* Your task *
Give the entries again, word for word.
+ + + + + + +
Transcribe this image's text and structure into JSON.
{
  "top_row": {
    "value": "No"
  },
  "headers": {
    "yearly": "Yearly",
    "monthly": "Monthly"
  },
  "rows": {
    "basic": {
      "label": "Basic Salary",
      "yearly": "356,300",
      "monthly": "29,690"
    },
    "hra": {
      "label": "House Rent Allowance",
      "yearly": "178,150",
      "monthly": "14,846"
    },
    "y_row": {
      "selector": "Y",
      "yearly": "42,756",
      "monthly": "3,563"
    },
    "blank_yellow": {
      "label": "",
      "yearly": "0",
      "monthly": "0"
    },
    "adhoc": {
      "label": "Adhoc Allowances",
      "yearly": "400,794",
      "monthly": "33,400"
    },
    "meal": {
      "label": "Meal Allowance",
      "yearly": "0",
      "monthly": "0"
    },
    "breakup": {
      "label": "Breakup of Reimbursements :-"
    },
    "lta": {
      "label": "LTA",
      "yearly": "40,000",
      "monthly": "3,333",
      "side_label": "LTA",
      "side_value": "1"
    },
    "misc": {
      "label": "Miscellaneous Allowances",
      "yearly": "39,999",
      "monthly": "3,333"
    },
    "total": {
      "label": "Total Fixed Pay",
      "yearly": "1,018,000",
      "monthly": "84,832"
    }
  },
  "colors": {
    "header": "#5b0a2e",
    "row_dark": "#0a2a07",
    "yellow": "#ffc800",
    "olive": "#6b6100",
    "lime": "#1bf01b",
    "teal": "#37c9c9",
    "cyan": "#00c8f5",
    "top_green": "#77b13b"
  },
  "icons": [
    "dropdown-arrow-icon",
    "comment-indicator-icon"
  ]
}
+ + + + + + +
* Expected output *
Transcribe this image's text and structure into JSON.
{
  "top_row": {
    "value": "No"
  },
  "headers": {
    "yearly": "Yearly",
    "monthly": "Monthly"
  },
  "rows": {
    "basic": {
      "label": "Basic Salary",
      "yearly": "356,300",
      "monthly": "29,690"
    },
    "hra": {
      "label": "House Rent Allowance",
      "yearly": "178,150",
      "monthly": "14,846"
    },
    "y_row": {
      "selector": "Y",
      "yearly": "42,756",
      "monthly": "3,563"
    },
    "blank_yellow": {
      "label": "",
      "yearly": "0",
      "monthly": "0"
    },
    "adhoc": {
      "label": "Adhoc Allowances",
      "yearly": "400,794",
      "monthly": "33,400"
    },
    "meal": {
      "label": "Meal Allowance",
      "yearly": "0",
      "monthly": "0"
    },
    "breakup": {
      "label": "Breakup of Reimbursements :-"
    },
    "lta": {
      "label": "LTA",
      "yearly": "40,000",
      "monthly": "3,333",
      "side_label": "LTA",
      "side_value": "1"
    },
    "misc": {
      "label": "Miscellaneous Allowances",
      "yearly": "39,999",
      "monthly": "3,333"
    },
    "total": {
      "label": "Total Fixed Pay",
      "yearly": "1,018,000",
      "monthly": "84,832"
    }
  },
  "colors": {
    "header": "#5b0a2e",
    "row_dark": "#0a2a07",
    "yellow": "#ffc800",
    "olive": "#6b6100",
    "lime": "#1bf01b",
    "teal": "#37c9c9",
    "cyan": "#00c8f5",
    "top_green": "#77b13b"
  },
  "icons": [
    "dropdown-arrow-icon",
    "comment-indicator-icon"
  ]
}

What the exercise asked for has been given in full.